<<<<

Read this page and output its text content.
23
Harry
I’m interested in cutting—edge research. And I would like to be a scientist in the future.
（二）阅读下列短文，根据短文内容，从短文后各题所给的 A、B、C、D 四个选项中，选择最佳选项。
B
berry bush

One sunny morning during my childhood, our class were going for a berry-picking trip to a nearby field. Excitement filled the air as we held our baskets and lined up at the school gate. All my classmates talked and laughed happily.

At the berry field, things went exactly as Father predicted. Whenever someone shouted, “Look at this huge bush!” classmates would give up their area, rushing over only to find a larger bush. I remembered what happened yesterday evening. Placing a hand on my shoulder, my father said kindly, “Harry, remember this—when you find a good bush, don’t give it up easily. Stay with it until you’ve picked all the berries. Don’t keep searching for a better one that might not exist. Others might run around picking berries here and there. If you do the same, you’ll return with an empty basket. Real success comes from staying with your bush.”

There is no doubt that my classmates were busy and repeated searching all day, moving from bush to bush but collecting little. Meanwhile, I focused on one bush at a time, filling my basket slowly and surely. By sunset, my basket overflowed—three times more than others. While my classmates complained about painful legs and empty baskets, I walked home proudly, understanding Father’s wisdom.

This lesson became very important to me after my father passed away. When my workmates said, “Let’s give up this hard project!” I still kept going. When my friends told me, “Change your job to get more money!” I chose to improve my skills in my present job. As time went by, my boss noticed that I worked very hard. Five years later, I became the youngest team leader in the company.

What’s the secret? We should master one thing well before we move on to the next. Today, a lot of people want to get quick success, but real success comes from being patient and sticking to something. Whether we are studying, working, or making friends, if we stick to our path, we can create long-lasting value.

>>>>

**What is required**
Find the string "baskets" in the records, then copy each line where it occurs.

**Correct answer**
One sunny morning during my childhood, our class were going for a berry-picking trip to a nearby field. Excitement filled the air as we held our baskets and lined up at the school gate. All my classmates talked and laughed happily.
There is no doubt that my classmates were busy and repeated searching all day, moving from bush to bush but collecting little. Meanwhile, I focused on one bush at a time, filling my basket slowly and surely. By sunset, my basket overflowed—three times more than others. While my classmates complained about painful legs and empty baskets, I walked home proudly, understanding Father’s wisdom.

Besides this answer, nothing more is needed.